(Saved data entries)
◆ ◆ ◆ ◆ ◆ ◆ ◆

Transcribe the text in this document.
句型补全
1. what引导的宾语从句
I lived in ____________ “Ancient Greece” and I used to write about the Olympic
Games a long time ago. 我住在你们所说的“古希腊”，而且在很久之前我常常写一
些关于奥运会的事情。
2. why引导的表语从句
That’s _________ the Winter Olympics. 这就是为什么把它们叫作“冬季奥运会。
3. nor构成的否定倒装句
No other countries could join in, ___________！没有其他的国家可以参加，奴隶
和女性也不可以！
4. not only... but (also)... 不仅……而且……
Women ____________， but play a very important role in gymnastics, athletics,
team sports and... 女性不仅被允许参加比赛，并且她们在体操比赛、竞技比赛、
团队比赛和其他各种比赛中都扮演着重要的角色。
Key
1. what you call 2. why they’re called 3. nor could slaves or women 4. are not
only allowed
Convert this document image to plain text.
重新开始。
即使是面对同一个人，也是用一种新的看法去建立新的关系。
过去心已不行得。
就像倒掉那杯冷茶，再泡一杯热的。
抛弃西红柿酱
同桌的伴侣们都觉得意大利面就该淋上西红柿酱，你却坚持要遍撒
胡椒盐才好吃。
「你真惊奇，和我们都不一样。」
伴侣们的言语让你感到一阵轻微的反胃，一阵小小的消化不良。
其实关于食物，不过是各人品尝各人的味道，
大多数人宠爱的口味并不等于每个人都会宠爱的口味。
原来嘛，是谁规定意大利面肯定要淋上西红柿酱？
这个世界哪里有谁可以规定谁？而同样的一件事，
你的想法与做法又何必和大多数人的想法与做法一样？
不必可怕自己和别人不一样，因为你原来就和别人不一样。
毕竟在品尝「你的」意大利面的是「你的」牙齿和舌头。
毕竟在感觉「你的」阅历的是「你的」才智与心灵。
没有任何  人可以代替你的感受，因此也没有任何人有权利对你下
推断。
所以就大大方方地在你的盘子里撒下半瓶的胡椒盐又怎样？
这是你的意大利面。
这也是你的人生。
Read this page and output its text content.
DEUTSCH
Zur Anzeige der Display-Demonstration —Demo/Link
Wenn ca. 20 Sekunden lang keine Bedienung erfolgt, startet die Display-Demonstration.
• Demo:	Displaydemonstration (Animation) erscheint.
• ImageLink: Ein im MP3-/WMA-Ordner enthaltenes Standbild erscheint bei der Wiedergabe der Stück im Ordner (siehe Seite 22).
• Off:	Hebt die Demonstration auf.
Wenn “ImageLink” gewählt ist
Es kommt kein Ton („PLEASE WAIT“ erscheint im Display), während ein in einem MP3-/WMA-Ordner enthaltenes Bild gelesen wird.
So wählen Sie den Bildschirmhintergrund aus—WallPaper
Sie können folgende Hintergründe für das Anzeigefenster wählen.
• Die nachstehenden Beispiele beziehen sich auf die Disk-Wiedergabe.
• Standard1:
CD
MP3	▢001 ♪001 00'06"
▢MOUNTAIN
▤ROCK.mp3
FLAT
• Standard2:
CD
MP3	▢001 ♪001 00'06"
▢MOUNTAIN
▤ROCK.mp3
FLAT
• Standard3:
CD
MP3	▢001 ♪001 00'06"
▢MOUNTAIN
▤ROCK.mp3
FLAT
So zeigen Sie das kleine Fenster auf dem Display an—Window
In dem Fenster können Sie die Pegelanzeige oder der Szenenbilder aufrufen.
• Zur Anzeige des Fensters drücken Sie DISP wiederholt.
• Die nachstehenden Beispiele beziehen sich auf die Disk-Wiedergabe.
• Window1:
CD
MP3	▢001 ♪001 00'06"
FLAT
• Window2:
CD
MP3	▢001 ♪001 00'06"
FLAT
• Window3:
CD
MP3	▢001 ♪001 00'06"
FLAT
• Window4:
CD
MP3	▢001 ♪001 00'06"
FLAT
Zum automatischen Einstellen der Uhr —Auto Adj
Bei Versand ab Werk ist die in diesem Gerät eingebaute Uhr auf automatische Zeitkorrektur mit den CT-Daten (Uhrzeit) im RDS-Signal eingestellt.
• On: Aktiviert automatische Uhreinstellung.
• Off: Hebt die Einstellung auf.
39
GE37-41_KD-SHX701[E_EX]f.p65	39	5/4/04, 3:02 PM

◆ ◆ ◆ ◆ ◆ ◆ ◆

> WORK TO DO
Return the whole listing exactly, with every line included.

> FINISHED TASK
Transcribe the text in this document.
句型补全
1. what引导的宾语从句
I lived in ____________ “Ancient Greece” and I used to write about the Olympic
Games a long time ago. 我住在你们所说的“古希腊”，而且在很久之前我常常写一
些关于奥运会的事情。
2. why引导的表语从句
That’s _________ the Winter Olympics. 这就是为什么把它们叫作“冬季奥运会。
3. nor构成的否定倒装句
No other countries could join in, ___________！没有其他的国家可以参加，奴隶
和女性也不可以！
4. not only... but (also)... 不仅……而且……
Women ____________， but play a very important role in gymnastics, athletics,
team sports and... 女性不仅被允许参加比赛，并且她们在体操比赛、竞技比赛、
团队比赛和其他各种比赛中都扮演着重要的角色。
Key
1. what you call 2. why they’re called 3. nor could slaves or women 4. are not
only allowed
Convert this document image to plain text.
重新开始。
即使是面对同一个人，也是用一种新的看法去建立新的关系。
过去心已不行得。
就像倒掉那杯冷茶，再泡一杯热的。
抛弃西红柿酱
同桌的伴侣们都觉得意大利面就该淋上西红柿酱，你却坚持要遍撒
胡椒盐才好吃。
「你真惊奇，和我们都不一样。」
伴侣们的言语让你感到一阵轻微的反胃，一阵小小的消化不良。
其实关于食物，不过是各人品尝各人的味道，
大多数人宠爱的口味并不等于每个人都会宠爱的口味。
原来嘛，是谁规定意大利面肯定要淋上西红柿酱？
这个世界哪里有谁可以规定谁？而同样的一件事，
你的想法与做法又何必和大多数人的想法与做法一样？
不必可怕自己和别人不一样，因为你原来就和别人不一样。
毕竟在品尝「你的」意大利面的是「你的」牙齿和舌头。
毕竟在感觉「你的」阅历的是「你的」才智与心灵。
没有任何  人可以代替你的感受，因此也没有任何人有权利对你下
推断。
所以就大大方方地在你的盘子里撒下半瓶的胡椒盐又怎样？
这是你的意大利面。
这也是你的人生。
Read this page and output its text content.
DEUTSCH
Zur Anzeige der Display-Demonstration —Demo/Link
Wenn ca. 20 Sekunden lang keine Bedienung erfolgt, startet die Display-Demonstration.
• Demo:	Displaydemonstration (Animation) erscheint.
• ImageLink: Ein im MP3-/WMA-Ordner enthaltenes Standbild erscheint bei der Wiedergabe der Stück im Ordner (siehe Seite 22).
• Off:	Hebt die Demonstration auf.
Wenn “ImageLink” gewählt ist
Es kommt kein Ton („PLEASE WAIT“ erscheint im Display), während ein in einem MP3-/WMA-Ordner enthaltenes Bild gelesen wird.
So wählen Sie den Bildschirmhintergrund aus—WallPaper
Sie können folgende Hintergründe für das Anzeigefenster wählen.
• Die nachstehenden Beispiele beziehen sich auf die Disk-Wiedergabe.
• Standard1:
CD
MP3	▢001 ♪001 00'06"
▢MOUNTAIN
▤ROCK.mp3
FLAT
• Standard2:
CD
MP3	▢001 ♪001 00'06"
▢MOUNTAIN
▤ROCK.mp3
FLAT
• Standard3:
CD
MP3	▢001 ♪001 00'06"
▢MOUNTAIN
▤ROCK.mp3
FLAT
So zeigen Sie das kleine Fenster auf dem Display an—Window
In dem Fenster können Sie die Pegelanzeige oder der Szenenbilder aufrufen.
• Zur Anzeige des Fensters drücken Sie DISP wiederholt.
• Die nachstehenden Beispiele beziehen sich auf die Disk-Wiedergabe.
• Window1:
CD
MP3	▢001 ♪001 00'06"
FLAT
• Window2:
CD
MP3	▢001 ♪001 00'06"
FLAT
• Window3:
CD
MP3	▢001 ♪001 00'06"
FLAT
• Window4:
CD
MP3	▢001 ♪001 00'06"
FLAT
Zum automatischen Einstellen der Uhr —Auto Adj
Bei Versand ab Werk ist die in diesem Gerät eingebaute Uhr auf automatische Zeitkorrektur mit den CT-Daten (Uhrzeit) im RDS-Signal eingestellt.
• On: Aktiviert automatische Uhreinstellung.
• Off: Hebt die Einstellung auf.
39
GE37-41_KD-SHX701[E_EX]f.p65	39	5/4/04, 3:02 PM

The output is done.